Requirement:
From the listing below, select every line where the word "document" appears.

== == ==

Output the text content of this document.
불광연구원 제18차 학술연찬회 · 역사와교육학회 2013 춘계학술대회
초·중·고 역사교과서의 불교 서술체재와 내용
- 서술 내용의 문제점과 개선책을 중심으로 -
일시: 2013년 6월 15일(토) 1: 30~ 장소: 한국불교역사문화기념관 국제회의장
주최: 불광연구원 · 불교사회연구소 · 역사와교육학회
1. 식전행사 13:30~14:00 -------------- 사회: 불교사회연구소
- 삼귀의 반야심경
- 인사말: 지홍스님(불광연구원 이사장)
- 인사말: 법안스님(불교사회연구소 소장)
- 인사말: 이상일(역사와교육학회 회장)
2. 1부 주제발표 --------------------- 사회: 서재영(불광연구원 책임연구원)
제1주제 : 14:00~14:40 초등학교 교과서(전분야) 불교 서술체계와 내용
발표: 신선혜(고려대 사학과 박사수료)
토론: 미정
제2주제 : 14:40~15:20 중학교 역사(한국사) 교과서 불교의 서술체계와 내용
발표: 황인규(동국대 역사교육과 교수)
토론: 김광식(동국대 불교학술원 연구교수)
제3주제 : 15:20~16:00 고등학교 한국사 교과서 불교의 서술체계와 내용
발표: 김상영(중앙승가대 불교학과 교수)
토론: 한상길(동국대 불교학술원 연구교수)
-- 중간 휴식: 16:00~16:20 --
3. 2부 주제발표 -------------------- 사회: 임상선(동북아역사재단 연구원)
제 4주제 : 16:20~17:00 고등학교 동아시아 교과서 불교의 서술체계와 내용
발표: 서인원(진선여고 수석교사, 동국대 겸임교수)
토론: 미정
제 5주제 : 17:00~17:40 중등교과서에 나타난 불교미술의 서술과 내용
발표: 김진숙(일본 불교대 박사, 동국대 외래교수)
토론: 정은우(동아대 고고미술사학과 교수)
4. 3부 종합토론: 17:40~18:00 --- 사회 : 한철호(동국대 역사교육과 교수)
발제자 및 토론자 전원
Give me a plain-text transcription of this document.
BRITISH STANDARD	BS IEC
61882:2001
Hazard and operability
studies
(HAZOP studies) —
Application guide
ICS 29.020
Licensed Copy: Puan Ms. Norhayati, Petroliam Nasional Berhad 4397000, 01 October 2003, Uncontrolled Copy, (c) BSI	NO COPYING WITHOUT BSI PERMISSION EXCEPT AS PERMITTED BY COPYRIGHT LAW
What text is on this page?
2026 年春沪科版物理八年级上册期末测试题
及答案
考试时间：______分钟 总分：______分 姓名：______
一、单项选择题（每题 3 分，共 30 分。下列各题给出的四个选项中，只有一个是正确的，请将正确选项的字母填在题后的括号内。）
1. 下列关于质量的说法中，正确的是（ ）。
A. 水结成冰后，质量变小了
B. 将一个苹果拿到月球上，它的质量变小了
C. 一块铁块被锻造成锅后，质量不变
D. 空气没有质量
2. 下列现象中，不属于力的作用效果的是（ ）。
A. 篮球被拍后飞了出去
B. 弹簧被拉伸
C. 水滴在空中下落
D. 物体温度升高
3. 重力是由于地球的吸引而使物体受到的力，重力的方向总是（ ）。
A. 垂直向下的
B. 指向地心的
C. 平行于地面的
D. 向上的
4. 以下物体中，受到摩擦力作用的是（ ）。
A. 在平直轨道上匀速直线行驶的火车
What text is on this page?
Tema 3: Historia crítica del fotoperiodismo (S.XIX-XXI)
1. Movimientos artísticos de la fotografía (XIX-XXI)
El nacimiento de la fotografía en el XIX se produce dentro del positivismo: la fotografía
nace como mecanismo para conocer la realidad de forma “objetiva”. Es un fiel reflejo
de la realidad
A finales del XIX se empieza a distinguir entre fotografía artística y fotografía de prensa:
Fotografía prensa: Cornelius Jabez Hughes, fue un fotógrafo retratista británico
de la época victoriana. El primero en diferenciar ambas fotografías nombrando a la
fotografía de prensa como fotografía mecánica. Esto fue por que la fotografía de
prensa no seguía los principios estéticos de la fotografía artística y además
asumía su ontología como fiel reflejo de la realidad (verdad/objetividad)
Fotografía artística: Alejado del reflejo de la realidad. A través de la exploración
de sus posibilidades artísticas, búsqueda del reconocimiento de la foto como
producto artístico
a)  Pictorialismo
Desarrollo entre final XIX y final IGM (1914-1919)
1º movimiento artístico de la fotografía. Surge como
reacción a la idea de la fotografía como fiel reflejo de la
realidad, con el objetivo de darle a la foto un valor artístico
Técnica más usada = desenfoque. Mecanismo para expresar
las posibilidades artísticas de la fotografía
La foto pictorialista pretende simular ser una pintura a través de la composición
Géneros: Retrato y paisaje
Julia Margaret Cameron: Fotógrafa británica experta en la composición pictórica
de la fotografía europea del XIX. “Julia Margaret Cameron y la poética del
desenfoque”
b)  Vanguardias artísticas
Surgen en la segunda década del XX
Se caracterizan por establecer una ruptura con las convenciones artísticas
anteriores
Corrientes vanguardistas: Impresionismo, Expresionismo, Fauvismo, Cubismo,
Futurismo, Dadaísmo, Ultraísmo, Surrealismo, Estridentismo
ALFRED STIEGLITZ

== == ==

Full solution:
Output the text content of this document.
Give me a plain-text transcription of this document.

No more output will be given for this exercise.